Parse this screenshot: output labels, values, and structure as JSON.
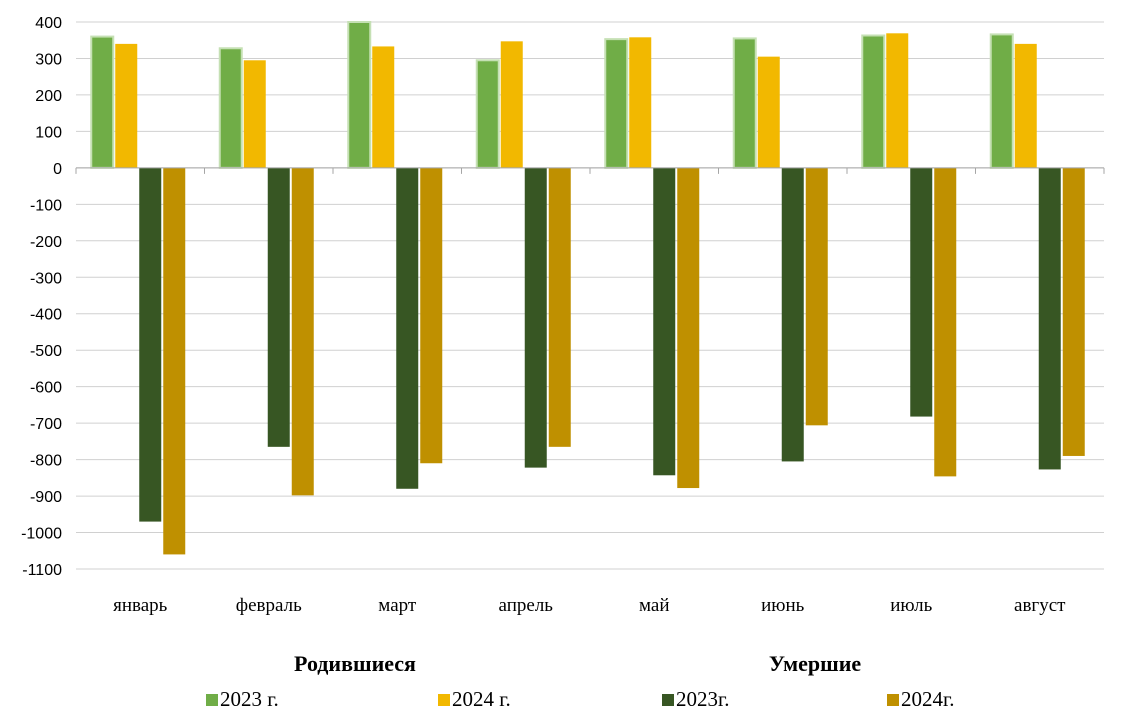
{
  "chart_data": {
    "type": "bar",
    "categories": [
      "январь",
      "февраль",
      "март",
      "апрель",
      "май",
      "июнь",
      "июль",
      "август"
    ],
    "ylim": [
      -1100,
      400
    ],
    "yticks": [
      400,
      300,
      200,
      100,
      0,
      -100,
      -200,
      -300,
      -400,
      -500,
      -600,
      -700,
      -800,
      -900,
      -1000,
      -1100
    ],
    "grid": true,
    "legend_position": "bottom",
    "groups": [
      {
        "title": "Родившиеся",
        "series_indexes": [
          0,
          1
        ]
      },
      {
        "title": "Умершие",
        "series_indexes": [
          2,
          3
        ]
      }
    ],
    "series": [
      {
        "name": "2023 г.",
        "color": "#70ad47",
        "values": [
          360,
          328,
          400,
          295,
          353,
          355,
          363,
          366
        ]
      },
      {
        "name": "2024 г.",
        "color": "#f2b800",
        "values": [
          340,
          295,
          333,
          347,
          358,
          305,
          369,
          340
        ]
      },
      {
        "name": "2023г.",
        "color": "#375623",
        "values": [
          -970,
          -765,
          -880,
          -822,
          -843,
          -805,
          -682,
          -827
        ]
      },
      {
        "name": "2024г.",
        "color": "#bf9000",
        "values": [
          -1060,
          -898,
          -810,
          -765,
          -878,
          -706,
          -846,
          -790
        ]
      }
    ]
  }
}
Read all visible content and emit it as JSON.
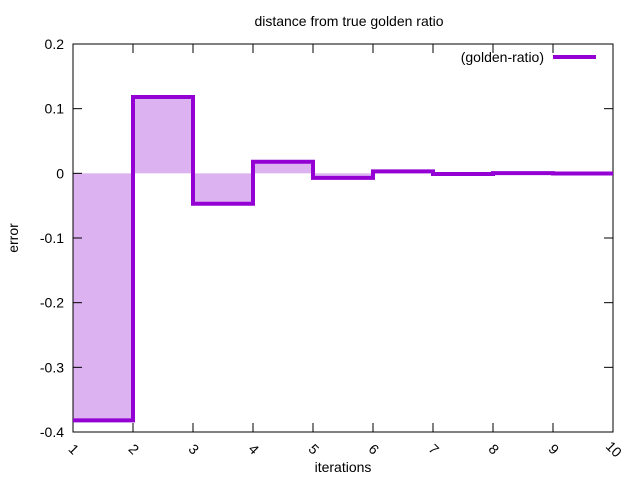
{
  "chart_data": {
    "type": "area",
    "title": "distance from true golden ratio",
    "xlabel": "iterations",
    "ylabel": "error",
    "xlim": [
      1,
      10
    ],
    "ylim": [
      -0.4,
      0.2
    ],
    "xticks": [
      1,
      2,
      3,
      4,
      5,
      6,
      7,
      8,
      9,
      10
    ],
    "xtick_labels": [
      "1",
      "2",
      "3",
      "4",
      "5",
      "6",
      "7",
      "8",
      "9",
      "10"
    ],
    "yticks": [
      -0.4,
      -0.3,
      -0.2,
      -0.1,
      0,
      0.1,
      0.2
    ],
    "ytick_labels": [
      "-0.4",
      "-0.3",
      "-0.2",
      "-0.1",
      "0",
      "0.1",
      "0.2"
    ],
    "grid": false,
    "legend": "top-right",
    "series": [
      {
        "name": "(golden-ratio)",
        "style": "steps",
        "x": [
          1,
          2,
          3,
          4,
          5,
          6,
          7,
          8,
          9
        ],
        "values": [
          -0.382,
          0.118,
          -0.047,
          0.018,
          -0.007,
          0.003,
          -0.001,
          0.0004,
          -0.0002
        ]
      }
    ],
    "colors": {
      "line": "#9400d3",
      "fill": "#dcb2f0"
    }
  }
}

_WHAT IS REQUIRED:_ Quote verbatim every line starting at the line that contains "Read all visible content and emit it as JSON." and ending with the last line of the records; omit all pictures.

_COMPLETED EXERCISE:_
Read all visible content and emit it as JSON.
{
  "chart_data": {
    "type": "area",
    "title": "distance from true golden ratio",
    "xlabel": "iterations",
    "ylabel": "error",
    "xlim": [
      1,
      10
    ],
    "ylim": [
      -0.4,
      0.2
    ],
    "xticks": [
      1,
      2,
      3,
      4,
      5,
      6,
      7,
      8,
      9,
      10
    ],
    "xtick_labels": [
      "1",
      "2",
      "3",
      "4",
      "5",
      "6",
      "7",
      "8",
      "9",
      "10"
    ],
    "yticks": [
      -0.4,
      -0.3,
      -0.2,
      -0.1,
      0,
      0.1,
      0.2
    ],
    "ytick_labels": [
      "-0.4",
      "-0.3",
      "-0.2",
      "-0.1",
      "0",
      "0.1",
      "0.2"
    ],
    "grid": false,
    "legend": "top-right",
    "series": [
      {
        "name": "(golden-ratio)",
        "style": "steps",
        "x": [
          1,
          2,
          3,
          4,
          5,
          6,
          7,
          8,
          9
        ],
        "values": [
          -0.382,
          0.118,
          -0.047,
          0.018,
          -0.007,
          0.003,
          -0.001,
          0.0004,
          -0.0002
        ]
      }
    ],
    "colors": {
      "line": "#9400d3",
      "fill": "#dcb2f0"
    }
  }
}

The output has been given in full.